The exercise: Transcribe all of the records precisely as they are presented.

(Data entries for graphics)
★ ★ ★
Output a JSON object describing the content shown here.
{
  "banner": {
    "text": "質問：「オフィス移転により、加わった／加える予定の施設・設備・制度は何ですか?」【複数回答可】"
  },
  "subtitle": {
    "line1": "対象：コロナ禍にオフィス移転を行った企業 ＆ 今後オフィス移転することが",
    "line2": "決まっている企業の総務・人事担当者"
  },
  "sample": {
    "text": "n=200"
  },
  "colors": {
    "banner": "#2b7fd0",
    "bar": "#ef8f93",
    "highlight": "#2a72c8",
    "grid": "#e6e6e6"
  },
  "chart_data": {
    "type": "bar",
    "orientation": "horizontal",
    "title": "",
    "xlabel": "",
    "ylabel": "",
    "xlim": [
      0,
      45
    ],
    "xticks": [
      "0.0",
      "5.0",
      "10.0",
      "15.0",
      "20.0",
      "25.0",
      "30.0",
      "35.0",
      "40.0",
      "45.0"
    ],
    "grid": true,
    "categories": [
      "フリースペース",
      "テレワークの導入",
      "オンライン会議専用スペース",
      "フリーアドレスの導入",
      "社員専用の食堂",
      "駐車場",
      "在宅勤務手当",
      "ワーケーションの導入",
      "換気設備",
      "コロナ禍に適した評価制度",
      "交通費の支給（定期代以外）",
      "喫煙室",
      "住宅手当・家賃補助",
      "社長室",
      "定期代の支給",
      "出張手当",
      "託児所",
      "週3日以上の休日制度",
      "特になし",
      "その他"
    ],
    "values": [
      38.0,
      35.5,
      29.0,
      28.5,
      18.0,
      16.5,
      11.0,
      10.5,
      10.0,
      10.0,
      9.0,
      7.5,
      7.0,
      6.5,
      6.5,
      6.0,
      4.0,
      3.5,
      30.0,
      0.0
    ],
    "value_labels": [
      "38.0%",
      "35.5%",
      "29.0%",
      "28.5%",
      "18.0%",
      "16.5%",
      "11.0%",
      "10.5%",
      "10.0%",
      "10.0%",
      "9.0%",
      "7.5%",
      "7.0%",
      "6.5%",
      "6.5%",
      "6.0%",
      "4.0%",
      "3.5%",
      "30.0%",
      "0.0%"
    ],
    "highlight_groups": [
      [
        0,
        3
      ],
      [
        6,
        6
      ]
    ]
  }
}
★ ★ ★
Finished exercise:
Output a JSON object describing the content shown here.
{
  "banner": {
    "text": "質問：「オフィス移転により、加わった／加える予定の施設・設備・制度は何ですか?」【複数回答可】"
  },
  "subtitle": {
    "line1": "対象：コロナ禍にオフィス移転を行った企業 ＆ 今後オフィス移転することが",
    "line2": "決まっている企業の総務・人事担当者"
  },
  "sample": {
    "text": "n=200"
  },
  "colors": {
    "banner": "#2b7fd0",
    "bar": "#ef8f93",
    "highlight": "#2a72c8",
    "grid": "#e6e6e6"
  },
  "chart_data": {
    "type": "bar",
    "orientation": "horizontal",
    "title": "",
    "xlabel": "",
    "ylabel": "",
    "xlim": [
      0,
      45
    ],
    "xticks": [
      "0.0",
      "5.0",
      "10.0",
      "15.0",
      "20.0",
      "25.0",
      "30.0",
      "35.0",
      "40.0",
      "45.0"
    ],
    "grid": true,
    "categories": [
      "フリースペース",
      "テレワークの導入",
      "オンライン会議専用スペース",
      "フリーアドレスの導入",
      "社員専用の食堂",
      "駐車場",
      "在宅勤務手当",
      "ワーケーションの導入",
      "換気設備",
      "コロナ禍に適した評価制度",
      "交通費の支給（定期代以外）",
      "喫煙室",
      "住宅手当・家賃補助",
      "社長室",
      "定期代の支給",
      "出張手当",
      "託児所",
      "週3日以上の休日制度",
      "特になし",
      "その他"
    ],
    "values": [
      38.0,
      35.5,
      29.0,
      28.5,
      18.0,
      16.5,
      11.0,
      10.5,
      10.0,
      10.0,
      9.0,
      7.5,
      7.0,
      6.5,
      6.5,
      6.0,
      4.0,
      3.5,
      30.0,
      0.0
    ],
    "value_labels": [
      "38.0%",
      "35.5%",
      "29.0%",
      "28.5%",
      "18.0%",
      "16.5%",
      "11.0%",
      "10.5%",
      "10.0%",
      "10.0%",
      "9.0%",
      "7.5%",
      "7.0%",
      "6.5%",
      "6.5%",
      "6.0%",
      "4.0%",
      "3.5%",
      "30.0%",
      "0.0%"
    ],
    "highlight_groups": [
      [
        0,
        3
      ],
      [
        6,
        6
      ]
    ]
  }
}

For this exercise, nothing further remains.